## STATED TASK
In full and without alteration, repeat the material.

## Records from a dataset
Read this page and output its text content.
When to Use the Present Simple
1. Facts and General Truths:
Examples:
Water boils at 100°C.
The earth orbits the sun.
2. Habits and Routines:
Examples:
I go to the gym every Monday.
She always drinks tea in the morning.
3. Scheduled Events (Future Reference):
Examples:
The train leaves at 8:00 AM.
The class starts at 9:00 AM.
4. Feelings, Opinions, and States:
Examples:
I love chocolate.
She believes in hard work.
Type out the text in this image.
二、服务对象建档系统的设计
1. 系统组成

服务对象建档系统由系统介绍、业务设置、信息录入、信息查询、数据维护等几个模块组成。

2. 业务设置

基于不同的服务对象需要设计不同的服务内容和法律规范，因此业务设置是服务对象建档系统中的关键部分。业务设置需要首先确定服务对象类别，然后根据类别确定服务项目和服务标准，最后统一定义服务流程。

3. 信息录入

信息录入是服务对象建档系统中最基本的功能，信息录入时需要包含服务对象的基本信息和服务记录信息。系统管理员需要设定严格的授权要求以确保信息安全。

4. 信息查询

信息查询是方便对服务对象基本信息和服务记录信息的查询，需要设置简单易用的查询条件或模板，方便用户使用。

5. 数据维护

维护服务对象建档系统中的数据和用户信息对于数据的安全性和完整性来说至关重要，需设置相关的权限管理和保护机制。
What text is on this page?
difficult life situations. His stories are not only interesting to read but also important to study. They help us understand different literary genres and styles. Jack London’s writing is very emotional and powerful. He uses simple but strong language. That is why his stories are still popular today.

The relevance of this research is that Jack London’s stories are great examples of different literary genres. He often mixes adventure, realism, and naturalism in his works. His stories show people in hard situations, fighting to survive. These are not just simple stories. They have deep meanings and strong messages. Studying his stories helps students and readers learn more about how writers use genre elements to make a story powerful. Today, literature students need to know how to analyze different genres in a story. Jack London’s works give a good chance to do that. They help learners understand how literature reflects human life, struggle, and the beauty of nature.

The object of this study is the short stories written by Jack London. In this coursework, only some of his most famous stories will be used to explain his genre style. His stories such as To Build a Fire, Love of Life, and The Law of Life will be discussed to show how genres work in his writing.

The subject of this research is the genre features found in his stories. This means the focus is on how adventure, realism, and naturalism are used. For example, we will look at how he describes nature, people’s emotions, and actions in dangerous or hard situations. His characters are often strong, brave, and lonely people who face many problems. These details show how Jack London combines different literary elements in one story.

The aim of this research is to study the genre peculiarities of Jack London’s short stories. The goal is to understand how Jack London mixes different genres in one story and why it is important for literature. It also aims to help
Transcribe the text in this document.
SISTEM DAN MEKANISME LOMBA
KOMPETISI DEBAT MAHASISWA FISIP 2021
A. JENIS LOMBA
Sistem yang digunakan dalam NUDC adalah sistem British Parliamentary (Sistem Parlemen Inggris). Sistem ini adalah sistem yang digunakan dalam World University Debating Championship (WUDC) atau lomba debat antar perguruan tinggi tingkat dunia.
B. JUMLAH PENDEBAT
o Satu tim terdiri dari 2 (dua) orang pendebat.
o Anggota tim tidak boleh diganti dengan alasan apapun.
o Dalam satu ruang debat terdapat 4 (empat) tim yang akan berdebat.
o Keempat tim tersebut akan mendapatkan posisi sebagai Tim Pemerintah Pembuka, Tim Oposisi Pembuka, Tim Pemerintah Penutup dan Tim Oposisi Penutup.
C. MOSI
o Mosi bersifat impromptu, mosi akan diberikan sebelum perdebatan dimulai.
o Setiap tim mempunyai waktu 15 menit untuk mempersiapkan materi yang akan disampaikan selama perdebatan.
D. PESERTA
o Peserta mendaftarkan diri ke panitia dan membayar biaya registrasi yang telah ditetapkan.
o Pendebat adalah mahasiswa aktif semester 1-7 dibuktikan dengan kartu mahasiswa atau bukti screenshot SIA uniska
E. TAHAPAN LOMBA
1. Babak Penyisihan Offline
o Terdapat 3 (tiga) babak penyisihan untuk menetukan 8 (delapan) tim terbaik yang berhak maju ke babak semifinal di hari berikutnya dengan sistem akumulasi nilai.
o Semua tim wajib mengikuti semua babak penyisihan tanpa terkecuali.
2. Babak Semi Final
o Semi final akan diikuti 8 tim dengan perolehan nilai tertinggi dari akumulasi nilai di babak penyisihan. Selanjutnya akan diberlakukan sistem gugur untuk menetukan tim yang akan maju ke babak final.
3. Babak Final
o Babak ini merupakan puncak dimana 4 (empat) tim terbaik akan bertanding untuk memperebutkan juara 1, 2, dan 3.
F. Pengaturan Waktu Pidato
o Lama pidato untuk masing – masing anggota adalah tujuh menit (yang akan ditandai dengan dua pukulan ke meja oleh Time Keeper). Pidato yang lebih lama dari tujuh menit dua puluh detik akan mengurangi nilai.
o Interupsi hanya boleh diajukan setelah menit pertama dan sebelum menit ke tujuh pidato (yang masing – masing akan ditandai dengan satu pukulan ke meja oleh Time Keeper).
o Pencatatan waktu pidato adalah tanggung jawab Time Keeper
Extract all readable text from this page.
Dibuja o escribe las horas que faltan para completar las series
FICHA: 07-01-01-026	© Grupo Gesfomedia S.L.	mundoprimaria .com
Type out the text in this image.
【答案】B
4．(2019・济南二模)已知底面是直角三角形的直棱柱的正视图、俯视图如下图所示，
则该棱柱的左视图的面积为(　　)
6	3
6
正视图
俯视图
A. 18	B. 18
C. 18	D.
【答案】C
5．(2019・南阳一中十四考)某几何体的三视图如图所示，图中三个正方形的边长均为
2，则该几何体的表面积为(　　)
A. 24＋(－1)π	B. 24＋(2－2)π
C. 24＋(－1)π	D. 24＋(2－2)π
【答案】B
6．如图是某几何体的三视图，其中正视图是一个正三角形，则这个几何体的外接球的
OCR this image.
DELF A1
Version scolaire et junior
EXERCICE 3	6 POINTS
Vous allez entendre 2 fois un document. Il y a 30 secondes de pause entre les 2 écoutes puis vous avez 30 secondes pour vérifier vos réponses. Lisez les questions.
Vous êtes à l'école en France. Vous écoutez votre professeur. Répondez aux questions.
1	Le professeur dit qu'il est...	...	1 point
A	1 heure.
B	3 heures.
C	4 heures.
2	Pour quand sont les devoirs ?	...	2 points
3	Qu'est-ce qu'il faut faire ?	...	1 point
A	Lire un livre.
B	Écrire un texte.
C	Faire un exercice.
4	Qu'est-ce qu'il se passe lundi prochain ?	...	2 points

## ANSWER TO THE PROBLEM
Read this page and output its text content.
When to Use the Present Simple
1. Facts and General Truths:
Examples:
Water boils at 100°C.
The earth orbits the sun.
2. Habits and Routines:
Examples:
I go to the gym every Monday.
She always drinks tea in the morning.
3. Scheduled Events (Future Reference):
Examples:
The train leaves at 8:00 AM.
The class starts at 9:00 AM.
4. Feelings, Opinions, and States:
Examples:
I love chocolate.
She believes in hard work.
Type out the text in this image.
二、服务对象建档系统的设计
1. 系统组成

服务对象建档系统由系统介绍、业务设置、信息录入、信息查询、数据维护等几个模块组成。

2. 业务设置

基于不同的服务对象需要设计不同的服务内容和法律规范，因此业务设置是服务对象建档系统中的关键部分。业务设置需要首先确定服务对象类别，然后根据类别确定服务项目和服务标准，最后统一定义服务流程。

3. 信息录入

信息录入是服务对象建档系统中最基本的功能，信息录入时需要包含服务对象的基本信息和服务记录信息。系统管理员需要设定严格的授权要求以确保信息安全。

4. 信息查询

信息查询是方便对服务对象基本信息和服务记录信息的查询，需要设置简单易用的查询条件或模板，方便用户使用。

5. 数据维护

维护服务对象建档系统中的数据和用户信息对于数据的安全性和完整性来说至关重要，需设置相关的权限管理和保护机制。
What text is on this page?
difficult life situations. His stories are not only interesting to read but also important to study. They help us understand different literary genres and styles. Jack London’s writing is very emotional and powerful. He uses simple but strong language. That is why his stories are still popular today.

The relevance of this research is that Jack London’s stories are great examples of different literary genres. He often mixes adventure, realism, and naturalism in his works. His stories show people in hard situations, fighting to survive. These are not just simple stories. They have deep meanings and strong messages. Studying his stories helps students and readers learn more about how writers use genre elements to make a story powerful. Today, literature students need to know how to analyze different genres in a story. Jack London’s works give a good chance to do that. They help learners understand how literature reflects human life, struggle, and the beauty of nature.

The object of this study is the short stories written by Jack London. In this coursework, only some of his most famous stories will be used to explain his genre style. His stories such as To Build a Fire, Love of Life, and The Law of Life will be discussed to show how genres work in his writing.

The subject of this research is the genre features found in his stories. This means the focus is on how adventure, realism, and naturalism are used. For example, we will look at how he describes nature, people’s emotions, and actions in dangerous or hard situations. His characters are often strong, brave, and lonely people who face many problems. These details show how Jack London combines different literary elements in one story.

The aim of this research is to study the genre peculiarities of Jack London’s short stories. The goal is to understand how Jack London mixes different genres in one story and why it is important for literature. It also aims to help
Transcribe the text in this document.
SISTEM DAN MEKANISME LOMBA
KOMPETISI DEBAT MAHASISWA FISIP 2021
A. JENIS LOMBA
Sistem yang digunakan dalam NUDC adalah sistem British Parliamentary (Sistem Parlemen Inggris). Sistem ini adalah sistem yang digunakan dalam World University Debating Championship (WUDC) atau lomba debat antar perguruan tinggi tingkat dunia.
B. JUMLAH PENDEBAT
o Satu tim terdiri dari 2 (dua) orang pendebat.
o Anggota tim tidak boleh diganti dengan alasan apapun.
o Dalam satu ruang debat terdapat 4 (empat) tim yang akan berdebat.
o Keempat tim tersebut akan mendapatkan posisi sebagai Tim Pemerintah Pembuka, Tim Oposisi Pembuka, Tim Pemerintah Penutup dan Tim Oposisi Penutup.
C. MOSI
o Mosi bersifat impromptu, mosi akan diberikan sebelum perdebatan dimulai.
o Setiap tim mempunyai waktu 15 menit untuk mempersiapkan materi yang akan disampaikan selama perdebatan.
D. PESERTA
o Peserta mendaftarkan diri ke panitia dan membayar biaya registrasi yang telah ditetapkan.
o Pendebat adalah mahasiswa aktif semester 1-7 dibuktikan dengan kartu mahasiswa atau bukti screenshot SIA uniska
E. TAHAPAN LOMBA
1. Babak Penyisihan Offline
o Terdapat 3 (tiga) babak penyisihan untuk menetukan 8 (delapan) tim terbaik yang berhak maju ke babak semifinal di hari berikutnya dengan sistem akumulasi nilai.
o Semua tim wajib mengikuti semua babak penyisihan tanpa terkecuali.
2. Babak Semi Final
o Semi final akan diikuti 8 tim dengan perolehan nilai tertinggi dari akumulasi nilai di babak penyisihan. Selanjutnya akan diberlakukan sistem gugur untuk menetukan tim yang akan maju ke babak final.
3. Babak Final
o Babak ini merupakan puncak dimana 4 (empat) tim terbaik akan bertanding untuk memperebutkan juara 1, 2, dan 3.
F. Pengaturan Waktu Pidato
o Lama pidato untuk masing – masing anggota adalah tujuh menit (yang akan ditandai dengan dua pukulan ke meja oleh Time Keeper). Pidato yang lebih lama dari tujuh menit dua puluh detik akan mengurangi nilai.
o Interupsi hanya boleh diajukan setelah menit pertama dan sebelum menit ke tujuh pidato (yang masing – masing akan ditandai dengan satu pukulan ke meja oleh Time Keeper).
o Pencatatan waktu pidato adalah tanggung jawab Time Keeper
Extract all readable text from this page.
Dibuja o escribe las horas que faltan para completar las series
FICHA: 07-01-01-026	© Grupo Gesfomedia S.L.	mundoprimaria .com
Type out the text in this image.
【答案】B
4．(2019・济南二模)已知底面是直角三角形的直棱柱的正视图、俯视图如下图所示，
则该棱柱的左视图的面积为(　　)
6	3
6
正视图
俯视图
A. 18	B. 18
C. 18	D.
【答案】C
5．(2019・南阳一中十四考)某几何体的三视图如图所示，图中三个正方形的边长均为
2，则该几何体的表面积为(　　)
A. 24＋(－1)π	B. 24＋(2－2)π
C. 24＋(－1)π	D. 24＋(2－2)π
【答案】B
6．如图是某几何体的三视图，其中正视图是一个正三角形，则这个几何体的外接球的
OCR this image.
DELF A1
Version scolaire et junior
EXERCICE 3	6 POINTS
Vous allez entendre 2 fois un document. Il y a 30 secondes de pause entre les 2 écoutes puis vous avez 30 secondes pour vérifier vos réponses. Lisez les questions.
Vous êtes à l'école en France. Vous écoutez votre professeur. Répondez aux questions.
1	Le professeur dit qu'il est...	...	1 point
A	1 heure.
B	3 heures.
C	4 heures.
2	Pour quand sont les devoirs ?	...	2 points
3	Qu'est-ce qu'il faut faire ?	...	1 point
A	Lire un livre.
B	Écrire un texte.
C	Faire un exercice.
4	Qu'est-ce qu'il se passe lundi prochain ?	...	2 points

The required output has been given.